Prompt:
Every line in the data below that includes "treatment" belongs in the answer, copied as it stands.

####

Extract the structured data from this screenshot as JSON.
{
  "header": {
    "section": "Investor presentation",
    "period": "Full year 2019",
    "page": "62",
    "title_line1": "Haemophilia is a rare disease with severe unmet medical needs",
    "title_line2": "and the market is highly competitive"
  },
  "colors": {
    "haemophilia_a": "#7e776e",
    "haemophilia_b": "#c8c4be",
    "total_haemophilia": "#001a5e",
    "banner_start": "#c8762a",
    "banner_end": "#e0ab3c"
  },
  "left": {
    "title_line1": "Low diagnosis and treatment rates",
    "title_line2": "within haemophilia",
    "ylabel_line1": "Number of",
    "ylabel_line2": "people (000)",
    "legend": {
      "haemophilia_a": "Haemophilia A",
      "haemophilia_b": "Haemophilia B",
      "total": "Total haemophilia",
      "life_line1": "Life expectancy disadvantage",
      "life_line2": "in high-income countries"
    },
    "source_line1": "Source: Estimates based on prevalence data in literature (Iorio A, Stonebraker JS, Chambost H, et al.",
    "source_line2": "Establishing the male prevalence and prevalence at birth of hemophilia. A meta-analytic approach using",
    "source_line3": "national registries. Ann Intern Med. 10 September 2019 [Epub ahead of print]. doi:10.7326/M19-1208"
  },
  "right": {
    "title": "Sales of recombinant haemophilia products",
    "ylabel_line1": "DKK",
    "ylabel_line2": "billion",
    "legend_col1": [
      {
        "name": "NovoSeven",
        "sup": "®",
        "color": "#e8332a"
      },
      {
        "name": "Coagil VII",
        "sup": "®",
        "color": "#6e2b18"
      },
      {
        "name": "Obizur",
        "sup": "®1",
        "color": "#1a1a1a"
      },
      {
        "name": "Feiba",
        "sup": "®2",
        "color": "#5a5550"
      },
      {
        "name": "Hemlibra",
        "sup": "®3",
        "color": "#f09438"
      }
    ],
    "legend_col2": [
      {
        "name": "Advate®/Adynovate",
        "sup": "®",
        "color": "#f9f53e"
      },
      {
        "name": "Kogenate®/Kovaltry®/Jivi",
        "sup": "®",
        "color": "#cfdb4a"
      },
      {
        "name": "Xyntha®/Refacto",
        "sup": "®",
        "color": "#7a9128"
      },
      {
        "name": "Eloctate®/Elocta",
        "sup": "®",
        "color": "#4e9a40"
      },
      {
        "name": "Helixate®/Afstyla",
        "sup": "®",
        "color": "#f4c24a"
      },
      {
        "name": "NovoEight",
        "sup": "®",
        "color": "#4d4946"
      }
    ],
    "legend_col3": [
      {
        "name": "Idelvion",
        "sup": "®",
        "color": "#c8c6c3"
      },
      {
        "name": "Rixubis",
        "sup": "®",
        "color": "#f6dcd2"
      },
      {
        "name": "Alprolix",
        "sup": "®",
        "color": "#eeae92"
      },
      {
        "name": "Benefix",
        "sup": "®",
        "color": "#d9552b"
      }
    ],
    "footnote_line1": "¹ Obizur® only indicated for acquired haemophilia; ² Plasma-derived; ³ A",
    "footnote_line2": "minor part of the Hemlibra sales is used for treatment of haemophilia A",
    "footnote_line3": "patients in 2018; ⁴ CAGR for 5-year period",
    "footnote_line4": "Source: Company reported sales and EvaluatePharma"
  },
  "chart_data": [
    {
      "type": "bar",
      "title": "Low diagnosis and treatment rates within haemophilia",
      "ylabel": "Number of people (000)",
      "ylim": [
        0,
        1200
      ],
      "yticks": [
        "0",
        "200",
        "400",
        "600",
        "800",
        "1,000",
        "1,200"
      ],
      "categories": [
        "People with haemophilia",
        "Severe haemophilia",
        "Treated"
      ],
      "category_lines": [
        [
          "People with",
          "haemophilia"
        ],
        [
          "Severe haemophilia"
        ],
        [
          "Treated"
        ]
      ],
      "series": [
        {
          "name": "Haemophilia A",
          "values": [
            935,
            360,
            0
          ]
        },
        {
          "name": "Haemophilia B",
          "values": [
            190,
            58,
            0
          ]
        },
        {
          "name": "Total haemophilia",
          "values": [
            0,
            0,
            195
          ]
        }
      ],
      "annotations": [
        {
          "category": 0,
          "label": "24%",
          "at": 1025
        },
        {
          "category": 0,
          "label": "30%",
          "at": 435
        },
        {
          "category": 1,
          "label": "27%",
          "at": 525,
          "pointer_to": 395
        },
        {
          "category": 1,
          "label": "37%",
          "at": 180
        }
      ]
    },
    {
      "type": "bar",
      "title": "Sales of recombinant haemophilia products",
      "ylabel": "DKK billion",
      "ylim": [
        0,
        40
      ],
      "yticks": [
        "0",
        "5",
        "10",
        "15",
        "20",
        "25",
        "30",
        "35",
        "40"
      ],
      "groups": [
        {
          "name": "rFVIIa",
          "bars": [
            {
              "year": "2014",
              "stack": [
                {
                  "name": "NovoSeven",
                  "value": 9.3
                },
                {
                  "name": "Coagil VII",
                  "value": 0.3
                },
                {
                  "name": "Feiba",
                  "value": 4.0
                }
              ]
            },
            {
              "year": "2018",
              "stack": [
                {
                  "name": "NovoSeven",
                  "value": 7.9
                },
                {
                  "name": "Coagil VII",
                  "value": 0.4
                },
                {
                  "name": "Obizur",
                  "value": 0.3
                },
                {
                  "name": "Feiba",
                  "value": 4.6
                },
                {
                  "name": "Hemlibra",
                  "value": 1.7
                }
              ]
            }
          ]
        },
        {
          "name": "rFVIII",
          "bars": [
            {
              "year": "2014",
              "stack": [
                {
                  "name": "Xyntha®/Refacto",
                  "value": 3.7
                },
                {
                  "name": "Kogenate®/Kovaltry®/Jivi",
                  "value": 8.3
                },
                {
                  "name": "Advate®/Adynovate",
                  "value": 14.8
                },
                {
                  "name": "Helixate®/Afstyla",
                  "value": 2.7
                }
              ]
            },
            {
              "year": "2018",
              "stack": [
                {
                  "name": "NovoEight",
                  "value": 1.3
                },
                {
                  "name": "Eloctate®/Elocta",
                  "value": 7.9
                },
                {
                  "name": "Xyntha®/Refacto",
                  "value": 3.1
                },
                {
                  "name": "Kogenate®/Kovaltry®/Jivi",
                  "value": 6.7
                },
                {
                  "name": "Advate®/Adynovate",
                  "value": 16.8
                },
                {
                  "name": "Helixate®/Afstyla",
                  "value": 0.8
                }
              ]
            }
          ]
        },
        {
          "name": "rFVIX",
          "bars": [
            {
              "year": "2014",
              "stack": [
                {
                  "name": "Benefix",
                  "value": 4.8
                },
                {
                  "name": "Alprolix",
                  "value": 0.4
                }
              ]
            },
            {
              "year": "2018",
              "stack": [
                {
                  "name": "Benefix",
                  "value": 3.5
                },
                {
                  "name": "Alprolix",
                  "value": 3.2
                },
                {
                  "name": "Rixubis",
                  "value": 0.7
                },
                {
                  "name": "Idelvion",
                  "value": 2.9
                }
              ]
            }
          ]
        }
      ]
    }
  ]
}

####

Finished exercise:
    "title_line1": "Low diagnosis and treatment rates",
    "footnote_line2": "minor part of the Hemlibra sales is used for treatment of haemophilia A",
      "title": "Low diagnosis and treatment rates within haemophilia",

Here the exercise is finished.